[Data excerpts]
* start *

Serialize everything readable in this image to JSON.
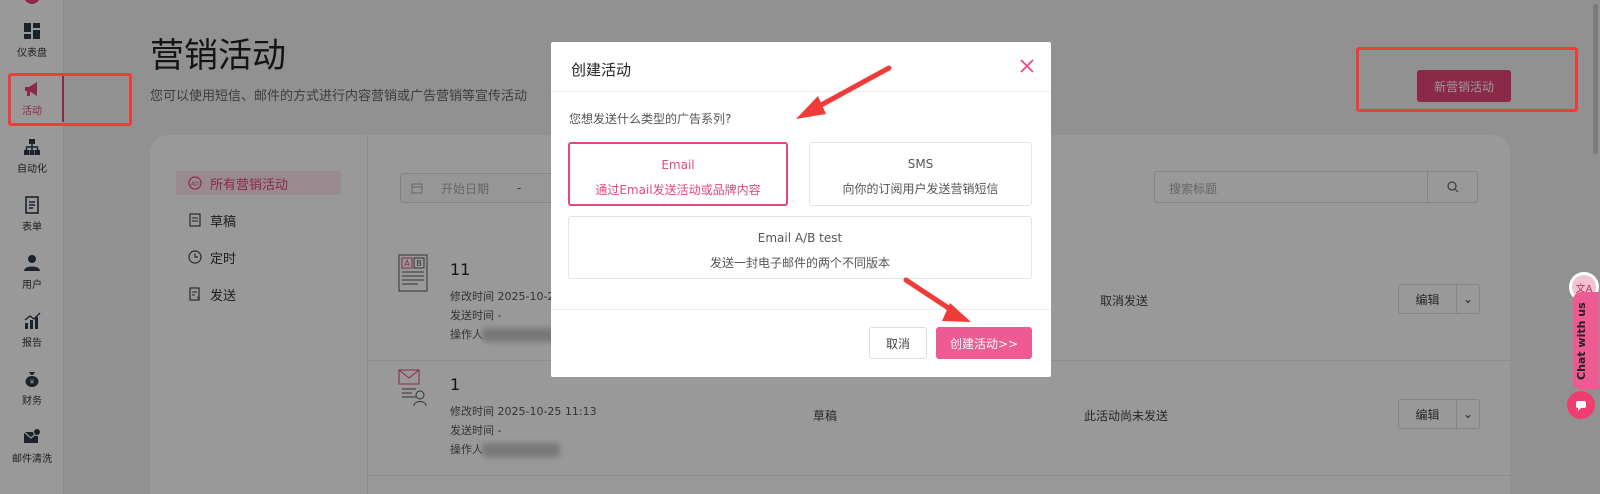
{
  "sidebar": {
    "items": [
      {
        "label": "仪表盘",
        "icon": "dashboard-icon"
      },
      {
        "label": "活动",
        "icon": "megaphone-icon",
        "active": true
      },
      {
        "label": "自动化",
        "icon": "automation-icon"
      },
      {
        "label": "表单",
        "icon": "form-icon"
      },
      {
        "label": "用户",
        "icon": "user-icon"
      },
      {
        "label": "报告",
        "icon": "report-icon"
      },
      {
        "label": "财务",
        "icon": "finance-icon"
      },
      {
        "label": "邮件清洗",
        "icon": "email-clean-icon"
      }
    ]
  },
  "header": {
    "title": "营销活动",
    "description": "您可以使用短信、邮件的方式进行内容营销或广告营销等宣传活动",
    "new_button": "新营销活动"
  },
  "filters": {
    "items": [
      "所有营销活动",
      "草稿",
      "定时",
      "发送"
    ]
  },
  "toolbar": {
    "start_date_placeholder": "开始日期",
    "date_separator": "-",
    "search_placeholder": "搜索标题"
  },
  "rows": [
    {
      "name": "11",
      "modified": "修改时间 2025-10-2",
      "sent": "发送时间 -",
      "operator": "操作人",
      "status": "",
      "note": "取消发送",
      "edit": "编辑"
    },
    {
      "name": "1",
      "modified": "修改时间 2025-10-25 11:13",
      "sent": "发送时间 -",
      "operator": "操作人",
      "status": "草稿",
      "note": "此活动尚未发送",
      "edit": "编辑"
    }
  ],
  "modal": {
    "title": "创建活动",
    "question": "您想发送什么类型的广告系列?",
    "options": [
      {
        "title": "Email",
        "desc": "通过Email发送活动或品牌内容",
        "selected": true
      },
      {
        "title": "SMS",
        "desc": "向你的订阅用户发送营销短信",
        "selected": false
      },
      {
        "title": "Email A/B test",
        "desc": "发送一封电子邮件的两个不同版本",
        "selected": false
      }
    ],
    "cancel_label": "取消",
    "create_label": "创建活动>>"
  },
  "chat": {
    "label": "Chat with us"
  },
  "colors": {
    "accent": "#e8457a",
    "highlight": "#f03b3b"
  }
}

* end *

Give the number of lines in the listing above that hold the string "title", with nothing else.

5